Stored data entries
────
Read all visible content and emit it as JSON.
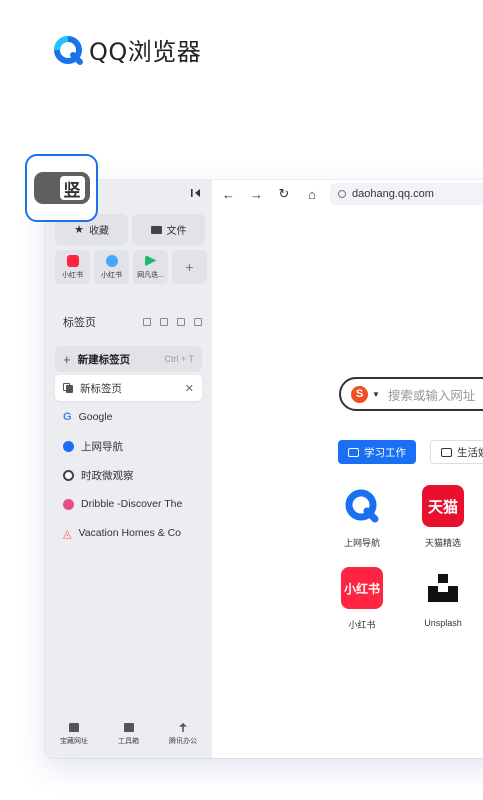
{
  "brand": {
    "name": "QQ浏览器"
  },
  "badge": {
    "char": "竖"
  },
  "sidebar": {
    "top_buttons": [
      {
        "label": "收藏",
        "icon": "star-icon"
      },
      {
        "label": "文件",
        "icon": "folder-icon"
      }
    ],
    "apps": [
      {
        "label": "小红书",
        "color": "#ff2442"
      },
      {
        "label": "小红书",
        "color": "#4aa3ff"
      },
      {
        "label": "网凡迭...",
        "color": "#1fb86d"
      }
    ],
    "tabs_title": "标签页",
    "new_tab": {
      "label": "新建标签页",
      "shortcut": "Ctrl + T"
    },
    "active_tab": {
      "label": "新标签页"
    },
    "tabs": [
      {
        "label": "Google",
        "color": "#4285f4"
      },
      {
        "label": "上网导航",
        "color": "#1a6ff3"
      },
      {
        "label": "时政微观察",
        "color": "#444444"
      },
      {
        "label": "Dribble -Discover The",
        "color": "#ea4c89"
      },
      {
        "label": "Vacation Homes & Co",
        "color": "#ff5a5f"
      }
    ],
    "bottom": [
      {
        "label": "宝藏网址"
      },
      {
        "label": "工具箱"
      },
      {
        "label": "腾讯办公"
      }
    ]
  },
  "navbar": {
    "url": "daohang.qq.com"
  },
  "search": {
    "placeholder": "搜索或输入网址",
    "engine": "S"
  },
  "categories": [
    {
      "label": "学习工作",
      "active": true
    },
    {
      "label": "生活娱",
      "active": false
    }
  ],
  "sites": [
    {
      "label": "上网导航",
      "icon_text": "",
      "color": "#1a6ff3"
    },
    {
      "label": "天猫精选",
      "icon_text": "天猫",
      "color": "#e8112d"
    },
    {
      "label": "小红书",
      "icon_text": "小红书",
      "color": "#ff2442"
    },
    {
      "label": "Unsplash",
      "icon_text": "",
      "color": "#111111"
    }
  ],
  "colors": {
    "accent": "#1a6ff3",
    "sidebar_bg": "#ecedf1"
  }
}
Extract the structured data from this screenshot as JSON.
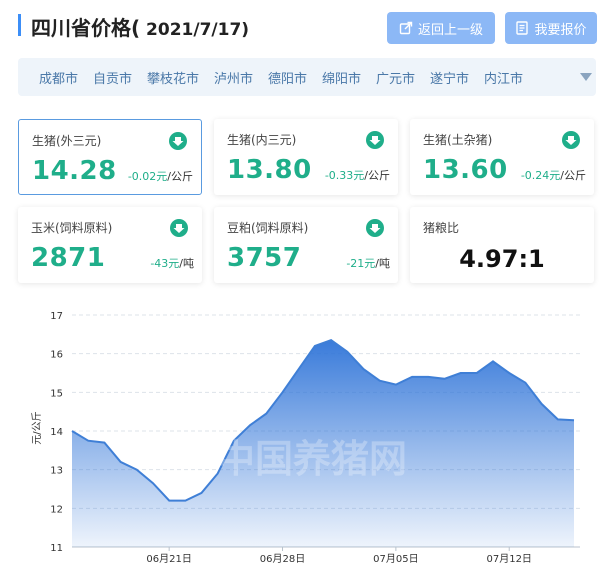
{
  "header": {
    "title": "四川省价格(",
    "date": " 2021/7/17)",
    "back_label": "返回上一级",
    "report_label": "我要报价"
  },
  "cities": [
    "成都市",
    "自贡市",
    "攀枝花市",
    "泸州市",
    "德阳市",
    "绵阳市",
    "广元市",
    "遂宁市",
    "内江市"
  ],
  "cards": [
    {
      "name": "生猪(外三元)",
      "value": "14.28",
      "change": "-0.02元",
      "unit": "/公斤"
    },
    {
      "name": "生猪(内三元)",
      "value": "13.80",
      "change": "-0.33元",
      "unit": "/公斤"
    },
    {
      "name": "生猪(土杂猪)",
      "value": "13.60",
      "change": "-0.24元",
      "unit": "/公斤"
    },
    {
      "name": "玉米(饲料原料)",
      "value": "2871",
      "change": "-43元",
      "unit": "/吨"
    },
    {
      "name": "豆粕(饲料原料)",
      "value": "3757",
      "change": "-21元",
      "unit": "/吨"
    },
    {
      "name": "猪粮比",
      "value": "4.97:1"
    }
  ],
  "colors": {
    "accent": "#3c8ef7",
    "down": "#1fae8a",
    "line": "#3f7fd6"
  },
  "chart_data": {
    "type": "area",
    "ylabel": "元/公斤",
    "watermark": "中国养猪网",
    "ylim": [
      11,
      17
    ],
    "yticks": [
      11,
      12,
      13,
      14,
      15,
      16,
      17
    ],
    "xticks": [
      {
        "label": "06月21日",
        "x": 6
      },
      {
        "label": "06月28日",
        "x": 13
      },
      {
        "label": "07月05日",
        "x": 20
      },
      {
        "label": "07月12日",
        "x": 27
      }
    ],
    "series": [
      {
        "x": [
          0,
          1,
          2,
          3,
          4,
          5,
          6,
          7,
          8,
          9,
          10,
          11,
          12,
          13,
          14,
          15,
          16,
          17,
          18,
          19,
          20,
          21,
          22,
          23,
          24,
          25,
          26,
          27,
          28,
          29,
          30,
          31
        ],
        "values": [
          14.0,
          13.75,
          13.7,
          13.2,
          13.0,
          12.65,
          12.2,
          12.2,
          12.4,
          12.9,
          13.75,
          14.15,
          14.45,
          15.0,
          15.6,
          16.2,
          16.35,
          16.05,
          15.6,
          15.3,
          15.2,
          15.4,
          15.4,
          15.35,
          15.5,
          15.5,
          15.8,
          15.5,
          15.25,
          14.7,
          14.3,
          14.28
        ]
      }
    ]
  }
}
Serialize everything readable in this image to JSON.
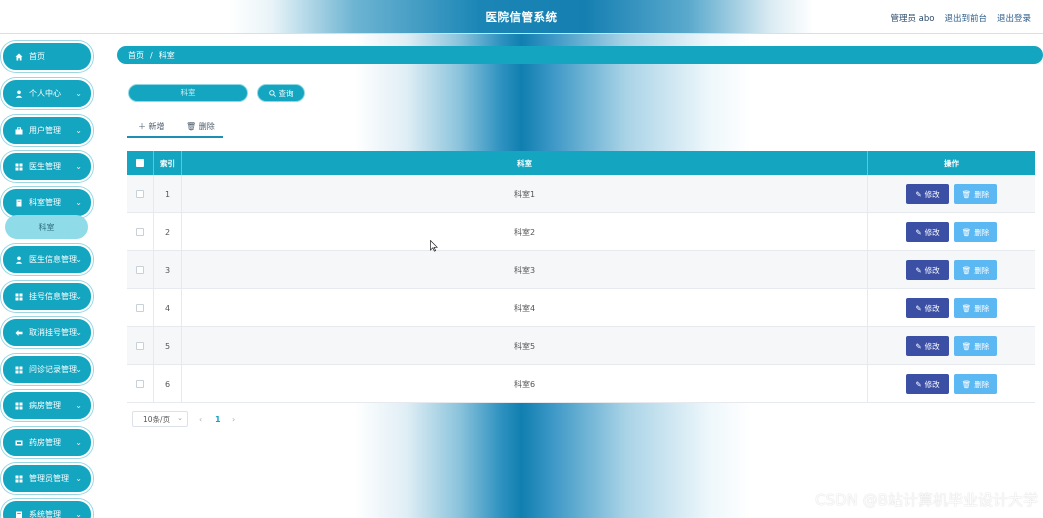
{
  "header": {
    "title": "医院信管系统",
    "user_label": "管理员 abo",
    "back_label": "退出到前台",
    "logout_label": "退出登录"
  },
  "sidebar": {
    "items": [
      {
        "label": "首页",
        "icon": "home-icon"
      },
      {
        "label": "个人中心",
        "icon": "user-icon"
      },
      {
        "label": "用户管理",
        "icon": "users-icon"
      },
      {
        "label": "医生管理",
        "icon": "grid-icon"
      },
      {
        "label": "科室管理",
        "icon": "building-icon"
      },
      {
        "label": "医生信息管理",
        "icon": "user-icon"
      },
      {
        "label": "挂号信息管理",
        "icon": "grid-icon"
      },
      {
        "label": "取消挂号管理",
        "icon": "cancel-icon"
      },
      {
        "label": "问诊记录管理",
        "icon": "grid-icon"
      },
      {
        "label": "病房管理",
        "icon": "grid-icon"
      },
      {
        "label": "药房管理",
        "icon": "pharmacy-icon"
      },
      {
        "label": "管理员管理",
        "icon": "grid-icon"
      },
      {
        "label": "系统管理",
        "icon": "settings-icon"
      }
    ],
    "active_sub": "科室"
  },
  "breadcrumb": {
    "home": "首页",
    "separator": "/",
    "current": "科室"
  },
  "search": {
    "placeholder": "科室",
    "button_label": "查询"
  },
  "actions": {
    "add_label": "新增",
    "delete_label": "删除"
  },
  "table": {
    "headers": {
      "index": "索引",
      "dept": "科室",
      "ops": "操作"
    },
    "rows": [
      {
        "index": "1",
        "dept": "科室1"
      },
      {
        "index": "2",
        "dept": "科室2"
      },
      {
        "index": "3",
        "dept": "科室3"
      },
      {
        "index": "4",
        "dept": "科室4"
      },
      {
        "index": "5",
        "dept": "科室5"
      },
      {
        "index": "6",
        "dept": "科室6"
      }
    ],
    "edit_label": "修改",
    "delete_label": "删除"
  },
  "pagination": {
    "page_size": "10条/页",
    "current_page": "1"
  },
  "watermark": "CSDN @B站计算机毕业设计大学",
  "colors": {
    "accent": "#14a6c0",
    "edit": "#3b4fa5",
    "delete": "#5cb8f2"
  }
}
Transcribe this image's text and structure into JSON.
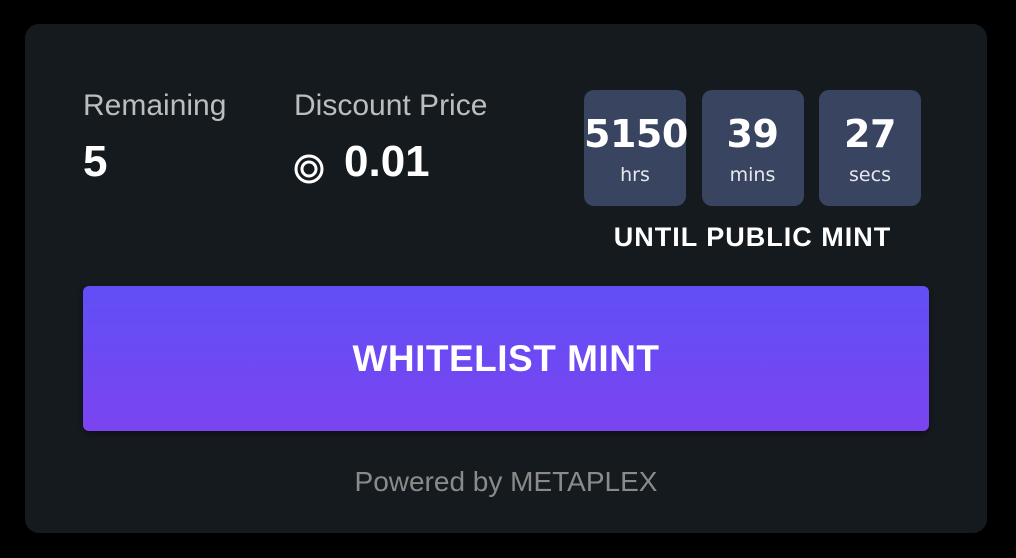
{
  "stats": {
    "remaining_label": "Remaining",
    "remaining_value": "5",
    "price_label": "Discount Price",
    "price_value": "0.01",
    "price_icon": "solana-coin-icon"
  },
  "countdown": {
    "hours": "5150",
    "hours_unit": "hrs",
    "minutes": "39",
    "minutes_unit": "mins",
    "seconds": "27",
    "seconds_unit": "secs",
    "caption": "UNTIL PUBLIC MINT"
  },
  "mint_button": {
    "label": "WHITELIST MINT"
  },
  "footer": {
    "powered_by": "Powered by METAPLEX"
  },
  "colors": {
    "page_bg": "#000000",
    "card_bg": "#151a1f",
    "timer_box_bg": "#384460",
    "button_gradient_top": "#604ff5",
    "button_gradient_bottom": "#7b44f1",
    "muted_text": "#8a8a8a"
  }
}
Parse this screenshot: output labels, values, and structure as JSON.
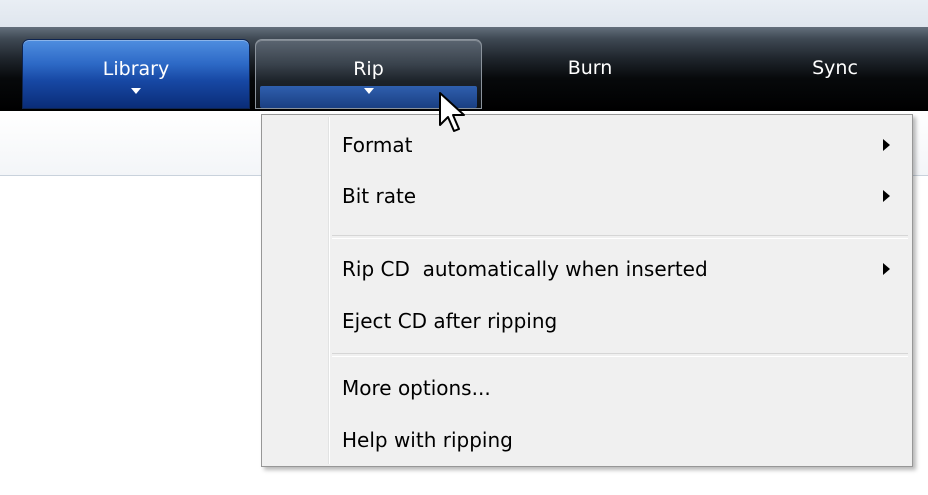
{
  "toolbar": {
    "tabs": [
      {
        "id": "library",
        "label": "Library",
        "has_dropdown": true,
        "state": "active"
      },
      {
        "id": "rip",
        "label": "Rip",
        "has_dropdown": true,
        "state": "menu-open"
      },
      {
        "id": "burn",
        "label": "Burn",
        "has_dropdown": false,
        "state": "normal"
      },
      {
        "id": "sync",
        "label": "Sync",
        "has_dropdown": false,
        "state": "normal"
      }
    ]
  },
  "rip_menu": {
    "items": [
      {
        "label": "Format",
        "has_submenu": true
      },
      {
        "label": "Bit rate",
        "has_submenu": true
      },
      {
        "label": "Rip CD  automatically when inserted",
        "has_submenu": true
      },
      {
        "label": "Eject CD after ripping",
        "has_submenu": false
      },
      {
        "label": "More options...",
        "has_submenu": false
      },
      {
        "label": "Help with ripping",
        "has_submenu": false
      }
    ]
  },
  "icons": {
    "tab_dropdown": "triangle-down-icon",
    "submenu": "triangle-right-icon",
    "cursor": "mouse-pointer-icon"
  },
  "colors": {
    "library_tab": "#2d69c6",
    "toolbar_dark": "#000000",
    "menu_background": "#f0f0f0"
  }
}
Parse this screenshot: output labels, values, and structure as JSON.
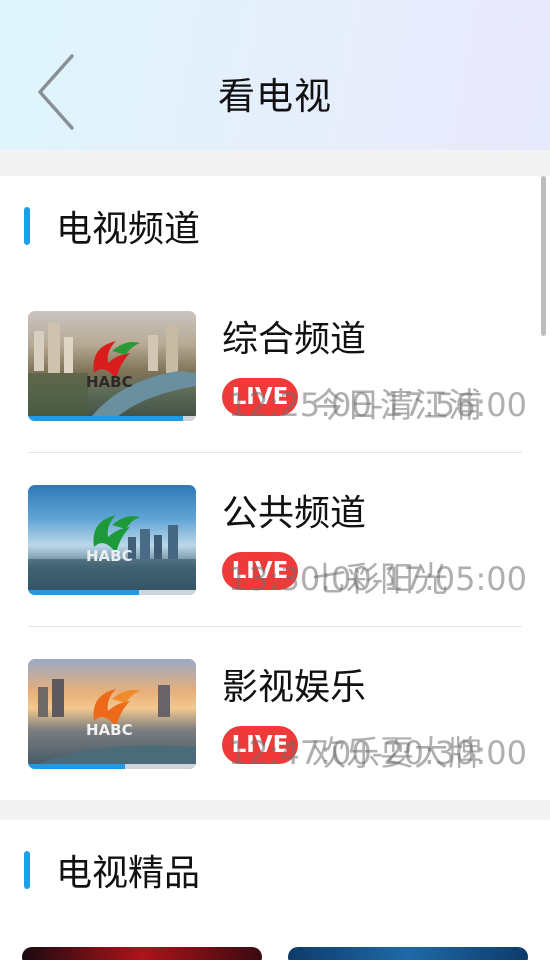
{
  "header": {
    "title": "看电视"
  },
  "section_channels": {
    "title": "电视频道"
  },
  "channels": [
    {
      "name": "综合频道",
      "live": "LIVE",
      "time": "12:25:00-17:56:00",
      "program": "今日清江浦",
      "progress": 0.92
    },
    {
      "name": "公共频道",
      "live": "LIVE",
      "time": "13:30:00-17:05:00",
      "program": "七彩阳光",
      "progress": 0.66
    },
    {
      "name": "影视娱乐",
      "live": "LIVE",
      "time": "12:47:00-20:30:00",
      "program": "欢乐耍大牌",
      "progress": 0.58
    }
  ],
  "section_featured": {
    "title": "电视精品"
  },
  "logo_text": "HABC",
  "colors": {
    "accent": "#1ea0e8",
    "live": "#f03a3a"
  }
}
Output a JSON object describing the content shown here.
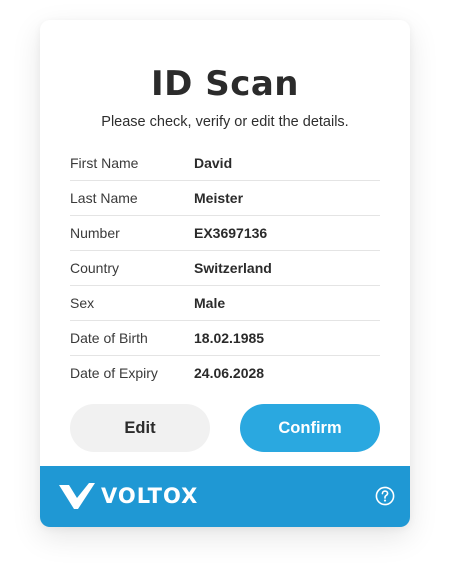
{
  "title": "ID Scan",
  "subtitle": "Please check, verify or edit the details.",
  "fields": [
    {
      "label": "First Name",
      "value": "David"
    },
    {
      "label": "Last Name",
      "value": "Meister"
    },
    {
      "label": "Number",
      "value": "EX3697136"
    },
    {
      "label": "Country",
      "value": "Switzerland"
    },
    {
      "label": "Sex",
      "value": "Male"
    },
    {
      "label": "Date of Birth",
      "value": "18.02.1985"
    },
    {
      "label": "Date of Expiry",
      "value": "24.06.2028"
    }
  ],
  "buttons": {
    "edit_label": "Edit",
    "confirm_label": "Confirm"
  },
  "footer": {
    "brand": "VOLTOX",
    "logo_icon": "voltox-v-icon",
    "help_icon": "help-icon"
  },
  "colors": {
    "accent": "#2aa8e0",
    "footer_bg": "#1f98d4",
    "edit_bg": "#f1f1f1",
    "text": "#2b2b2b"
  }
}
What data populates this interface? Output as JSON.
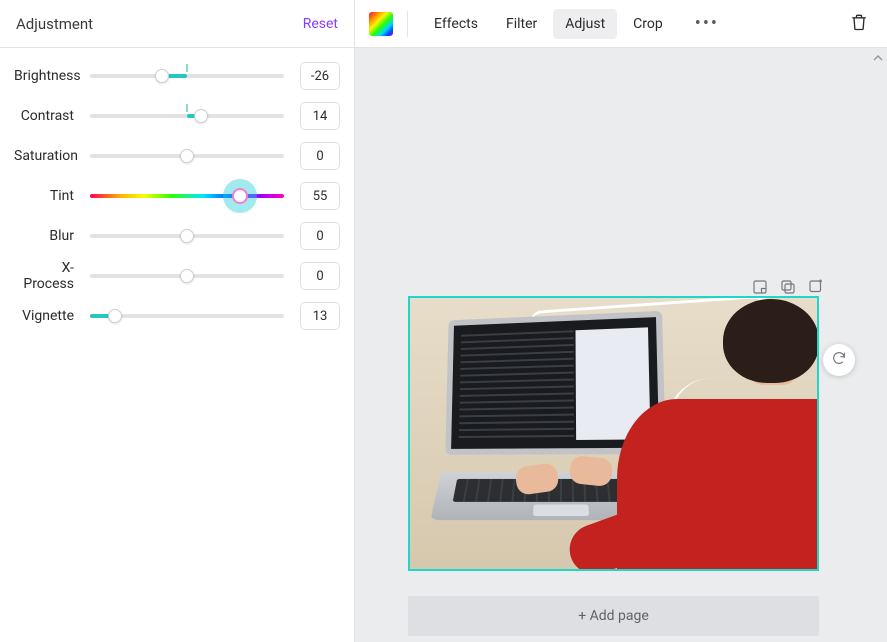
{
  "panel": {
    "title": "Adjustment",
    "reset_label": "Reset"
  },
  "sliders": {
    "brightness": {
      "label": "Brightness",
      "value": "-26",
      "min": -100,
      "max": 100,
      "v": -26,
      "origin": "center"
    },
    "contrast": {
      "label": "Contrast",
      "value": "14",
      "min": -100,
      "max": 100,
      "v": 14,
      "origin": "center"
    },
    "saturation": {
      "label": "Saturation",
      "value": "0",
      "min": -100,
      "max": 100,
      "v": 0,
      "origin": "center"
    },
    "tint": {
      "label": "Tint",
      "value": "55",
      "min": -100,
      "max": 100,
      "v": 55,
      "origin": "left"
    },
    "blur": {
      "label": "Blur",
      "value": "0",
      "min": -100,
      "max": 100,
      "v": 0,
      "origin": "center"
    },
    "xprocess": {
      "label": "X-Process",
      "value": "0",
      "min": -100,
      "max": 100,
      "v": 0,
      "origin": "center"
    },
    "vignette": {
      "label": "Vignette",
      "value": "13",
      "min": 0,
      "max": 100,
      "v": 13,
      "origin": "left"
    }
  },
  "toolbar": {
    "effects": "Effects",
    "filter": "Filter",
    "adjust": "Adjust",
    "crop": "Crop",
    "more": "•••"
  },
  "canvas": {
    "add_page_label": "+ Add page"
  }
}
────
GIVEN PROBLEM ->
Return each line among the entries that holds the word "accent".

THE SOLUTION ->
    "accent": "#1a6ff3",
    "accent": "#3c8ef7",
    "accent": "#14a6c0",
    "accent": "#1ea0e8",
    "accent": "#2aa8e0",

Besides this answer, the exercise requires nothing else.